**** Textauszug ****

Beitrag von tom.smile »

Hallo Liebe Gemeinde,

es ist schon eine Weile her, dass ich hier geschrieben habe. Das lag jedoch weniger daran, dass ich keine Lust hatte sonder
das ich zu Haus (Berlin) seit zwei Jahren kein Internet habe weil es von Seiten der Netzanbieter leider technisch nicht möglich
ist. (Vieleicht zieh ich ja nach Brasilien; die Kriminalität ist zwar höher aber dafür haben die besseres Internet) ;D

Das bedeutet: Ich kann mit dem Handy zwar Beiträge lesen. Jedoch meine einzige Möglichkeit Beiträge zu schreiben und Fotos hoch zu laden ist auf Arbeit.

Trotzdem war ich nicht untätig und habe meinen ersten richtigen Bogen endlich fertig gestellt. Leider gab es auch hier Hindernisse die mich fast zur Verzweiflung gebracht und die Fertigstellung immer wieder hinaus gezögert haben.

Die Idee war: Zwei Bögen im selben Design zu bauen. Einen für meinen Sohn und einen für mich. Der Bogen für meinen Sohn war Anfang dieses Jahres fertig und wurde hier im Forum auch präsentiert. Angespornt durch diesen Erfolg bin ich auch gleich an die Arbeit für den zweiten Bogen geganngen.

Das Problem: Ich habe einen Auszug von 32 Zoll und entsprechend gross sollte der Bogen werden. Allerdings war es schwierig das gleiche Holz (Holunder) in ausreichender Länge, halbwegs gerade und halbwegs astfrei zu bekommen. Letztendlich habe ich einen Holunderstave ergattern können der gerade so die Mindestvoraussetzungen erfüllt hat. Und damit fingen die Probleme an.

Beim entrinden musste ich feststellen, dass es einige überwachsene Verletzungen gab die ich vorsichtshalber weggeschnippelt habe. Der Stave wurde zwar dünner als geplant es war aber noch genug da.

Beim trocknen ist der Stave natürlich gerissen obwohl er schon auf den Markkanal runter gearbeitet war. Also wieder etwas
weggeschnippelt bevor der Stave komplett reißt. Jetzt war der Stave schon grenzwertig dünner.

Die weitere Bearbeitung (Form geben, vortillern etc.) lief eigentlich ganz gut bis es Zeit für den Griff war.

Da ich den Stave zum Trocknen auf den Markkanal runter gearbeitet hatte musste der Griff aufgeklebt werden.
Da der Bogen genauso aussehen sollte, wie der meines Sohnes sollte auch noch eine Lage Bongossi mit in den
Griff eingeklebt werden.

**** Datenabschnitt ****

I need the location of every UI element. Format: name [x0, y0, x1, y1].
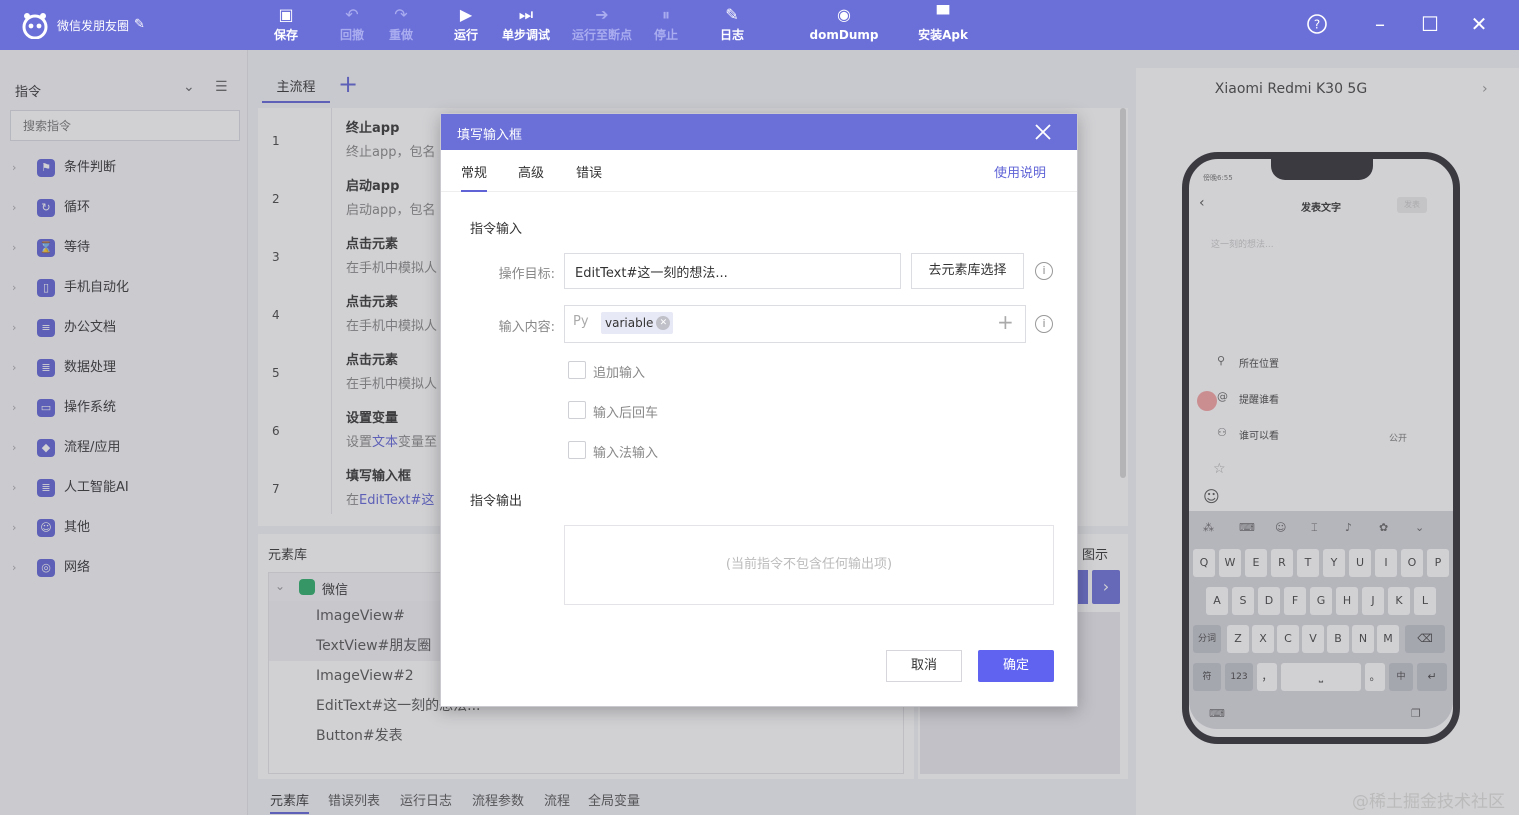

****

- [Aufgabe]:
Beantworten Sie anhand des Textauszugs zum Bogenbau die folgenden Fragen:
(a) In welcher Stadt wohnt der Verfasser?
(b) Aus welchem Holz sollte der zweite Bogen gebaut werden?
(c) Welches Material sollte zusätzlich als Lage in den Griff eingeklebt werden?

- [Antwort]:
(a) Berlin
(b) Holunder
(c) Bongossi